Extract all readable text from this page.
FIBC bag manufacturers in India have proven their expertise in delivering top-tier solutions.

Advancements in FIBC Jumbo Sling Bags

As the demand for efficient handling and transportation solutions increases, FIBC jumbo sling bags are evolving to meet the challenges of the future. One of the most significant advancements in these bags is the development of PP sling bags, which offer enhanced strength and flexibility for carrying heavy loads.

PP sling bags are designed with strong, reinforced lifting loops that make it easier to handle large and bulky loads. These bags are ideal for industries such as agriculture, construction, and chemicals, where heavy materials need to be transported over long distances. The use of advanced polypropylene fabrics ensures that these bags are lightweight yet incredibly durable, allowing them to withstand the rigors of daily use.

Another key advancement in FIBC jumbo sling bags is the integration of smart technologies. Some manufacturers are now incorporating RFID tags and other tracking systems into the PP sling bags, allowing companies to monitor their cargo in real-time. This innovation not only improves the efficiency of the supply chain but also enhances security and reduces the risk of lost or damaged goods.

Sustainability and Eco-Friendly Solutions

◇ ◇ ◇ ◇ ◇ ◇ ◇

Problem requirements
Repeat every line of the material exactly as given.

Written answer
Extract all readable text from this page.
FIBC bag manufacturers in India have proven their expertise in delivering top-tier solutions.

Advancements in FIBC Jumbo Sling Bags

As the demand for efficient handling and transportation solutions increases, FIBC jumbo sling bags are evolving to meet the challenges of the future. One of the most significant advancements in these bags is the development of PP sling bags, which offer enhanced strength and flexibility for carrying heavy loads.

PP sling bags are designed with strong, reinforced lifting loops that make it easier to handle large and bulky loads. These bags are ideal for industries such as agriculture, construction, and chemicals, where heavy materials need to be transported over long distances. The use of advanced polypropylene fabrics ensures that these bags are lightweight yet incredibly durable, allowing them to withstand the rigors of daily use.

Another key advancement in FIBC jumbo sling bags is the integration of smart technologies. Some manufacturers are now incorporating RFID tags and other tracking systems into the PP sling bags, allowing companies to monitor their cargo in real-time. This innovation not only improves the efficiency of the supply chain but also enhances security and reduces the risk of lost or damaged goods.

Sustainability and Eco-Friendly Solutions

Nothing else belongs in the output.